La « cité des femmes », à l’inverse de ce que pourrait suggérer cette expression, donne à voir une vie entièrement contrôlée par les hommes, avec chez ceux-ci une hantise du déshonneur telle qu’elle les poussera à assassiner sans hésiter une fille ou une sœur qui aurait censément fauté au regard du code de l’honneur en vigueur. Dans ces conditions, les femmes accèdent très difficilement à une vie sociale. En outre, le régime encourage la polygamie. Des portraits en pied de jeunes femmes, parfois tristement légendés, côtoient dans cette partie des photographies de cérémonies de mariage, où la mariée se tient seule et à l’écart, et d’autres de danses très ritualisées, où les deux sexes se croisent sans jamais se toucher.

La « cité des étrangers » se penche sur le cas des russes ou russo-tchétchènes qui n’ont pas quitté la ville. Avant guerre Grozny était une ville cosmopolite. Depuis, les étrangers sont partis. Les russes y sont désormais très minoritaires, la plupart ayant quitté la Tchétchénie. Reste des soldats russes, qui interviennent en appui du pouvoir, ou encore des personnes âgées qui n’ont pu quitter le pays.

» ENREGISTREMENTS CONSERVÉS
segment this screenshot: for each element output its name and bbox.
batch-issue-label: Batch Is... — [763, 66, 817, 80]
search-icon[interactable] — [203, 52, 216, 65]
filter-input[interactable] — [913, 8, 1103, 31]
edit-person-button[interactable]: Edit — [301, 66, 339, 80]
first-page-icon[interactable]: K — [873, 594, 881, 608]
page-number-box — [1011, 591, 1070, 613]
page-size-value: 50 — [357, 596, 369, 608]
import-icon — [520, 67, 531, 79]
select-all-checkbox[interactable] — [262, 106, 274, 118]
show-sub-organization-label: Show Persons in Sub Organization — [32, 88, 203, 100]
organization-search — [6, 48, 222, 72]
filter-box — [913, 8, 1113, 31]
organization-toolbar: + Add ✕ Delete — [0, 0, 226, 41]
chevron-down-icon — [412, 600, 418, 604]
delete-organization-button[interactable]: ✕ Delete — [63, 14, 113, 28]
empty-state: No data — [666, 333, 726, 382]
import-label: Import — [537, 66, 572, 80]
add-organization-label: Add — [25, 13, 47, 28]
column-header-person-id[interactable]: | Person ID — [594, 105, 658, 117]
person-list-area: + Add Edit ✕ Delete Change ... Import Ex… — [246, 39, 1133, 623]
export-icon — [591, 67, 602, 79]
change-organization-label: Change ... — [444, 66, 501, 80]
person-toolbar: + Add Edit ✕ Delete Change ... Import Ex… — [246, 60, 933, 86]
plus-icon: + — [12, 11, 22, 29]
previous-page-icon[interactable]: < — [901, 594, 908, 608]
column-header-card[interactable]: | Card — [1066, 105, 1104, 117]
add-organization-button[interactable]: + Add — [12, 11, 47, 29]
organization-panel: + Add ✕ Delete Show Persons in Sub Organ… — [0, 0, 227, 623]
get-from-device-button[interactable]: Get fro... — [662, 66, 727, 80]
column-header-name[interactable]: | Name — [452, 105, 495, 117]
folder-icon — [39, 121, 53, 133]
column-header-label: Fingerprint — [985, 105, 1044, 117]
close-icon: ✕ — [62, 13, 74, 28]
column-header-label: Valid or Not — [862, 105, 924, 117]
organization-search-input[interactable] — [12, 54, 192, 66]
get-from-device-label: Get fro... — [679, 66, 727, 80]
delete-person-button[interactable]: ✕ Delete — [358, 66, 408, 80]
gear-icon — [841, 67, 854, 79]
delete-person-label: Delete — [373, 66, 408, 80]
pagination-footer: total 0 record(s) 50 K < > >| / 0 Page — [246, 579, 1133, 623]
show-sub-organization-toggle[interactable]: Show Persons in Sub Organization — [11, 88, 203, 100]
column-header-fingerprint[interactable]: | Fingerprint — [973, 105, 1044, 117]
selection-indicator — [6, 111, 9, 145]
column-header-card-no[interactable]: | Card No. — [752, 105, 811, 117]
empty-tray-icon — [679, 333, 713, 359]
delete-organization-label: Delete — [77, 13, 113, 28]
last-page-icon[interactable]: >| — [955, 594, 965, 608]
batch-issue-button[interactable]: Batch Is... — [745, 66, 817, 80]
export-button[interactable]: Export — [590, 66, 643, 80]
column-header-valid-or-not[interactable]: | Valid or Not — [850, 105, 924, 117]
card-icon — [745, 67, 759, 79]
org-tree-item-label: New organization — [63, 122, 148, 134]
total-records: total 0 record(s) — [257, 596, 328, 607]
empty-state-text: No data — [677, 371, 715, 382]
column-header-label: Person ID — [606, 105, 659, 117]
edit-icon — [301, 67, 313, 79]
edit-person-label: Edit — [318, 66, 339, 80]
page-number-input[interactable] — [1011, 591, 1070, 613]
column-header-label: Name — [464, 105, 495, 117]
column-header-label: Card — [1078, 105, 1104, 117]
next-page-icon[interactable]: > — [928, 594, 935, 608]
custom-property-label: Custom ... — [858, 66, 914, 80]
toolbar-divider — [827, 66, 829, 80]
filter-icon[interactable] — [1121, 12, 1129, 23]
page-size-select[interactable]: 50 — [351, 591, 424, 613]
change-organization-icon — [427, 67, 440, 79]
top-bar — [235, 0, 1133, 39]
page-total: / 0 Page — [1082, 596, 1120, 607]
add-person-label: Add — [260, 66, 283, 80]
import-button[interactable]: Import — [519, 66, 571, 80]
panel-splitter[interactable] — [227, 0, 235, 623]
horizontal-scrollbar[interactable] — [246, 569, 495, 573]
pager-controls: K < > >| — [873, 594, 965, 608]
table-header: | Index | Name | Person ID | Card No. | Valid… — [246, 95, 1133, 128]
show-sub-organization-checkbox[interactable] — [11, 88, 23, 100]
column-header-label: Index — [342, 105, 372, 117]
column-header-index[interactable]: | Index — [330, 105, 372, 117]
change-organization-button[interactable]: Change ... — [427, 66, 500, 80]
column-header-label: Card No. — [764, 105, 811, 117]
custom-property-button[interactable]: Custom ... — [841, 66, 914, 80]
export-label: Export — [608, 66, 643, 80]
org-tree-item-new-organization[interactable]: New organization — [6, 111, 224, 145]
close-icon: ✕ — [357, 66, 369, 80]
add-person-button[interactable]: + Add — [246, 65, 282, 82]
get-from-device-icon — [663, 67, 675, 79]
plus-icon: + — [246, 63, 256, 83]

» À FAIRE
A. Relevez, s'il vous plaît, tous les types d'images que l'extrait sur Grozny signale dans la partie consacrée à la « cité des femmes ».
B. Rédigez la suite de l'extrait sur Grozny, en partant de sa dernière phrase.
Les enregistrements forment un ensemble à part, indépendant de l'extrait.

» RÉPONSES
A.
- Des portraits en pied de jeunes femmes
- Des photographies de cérémonies de mariage
- Des photographies de danses très ritualisées

B.
Un pouvoir clanique et violent, qui réprime toute opposition ou contestation

La « cité des serviteurs » se consacre aux soutiens de Ramzan Kadyrov, que ceux-ci le soient devenus par conviction ou par opportunisme. Aujourd’hui, la plupart des postes dirigeants sont donnés aux membres du clan Kadyrov, ce qui crée un sourd mécontentement au sein des autres clans. Toute contestation ou mise en cause du pouvoir est sévèrement réprimée, sans s’embarrasser de respecter la légalité. Les affaires montées de toutes pièces contre des opposants, sans parler des attentats ou des disparitions, ou encore les confessions et autocritiques obtenues par contrainte sont monnaie courante. La fuite elle-même ne garantit pas toujours la sécurité des opposants, les services secrets tchétchènes ne se gênant pas pour intervenir dans toute la Fédération de Russie vis-à-vis de leurs ressortissants, voire au-delà.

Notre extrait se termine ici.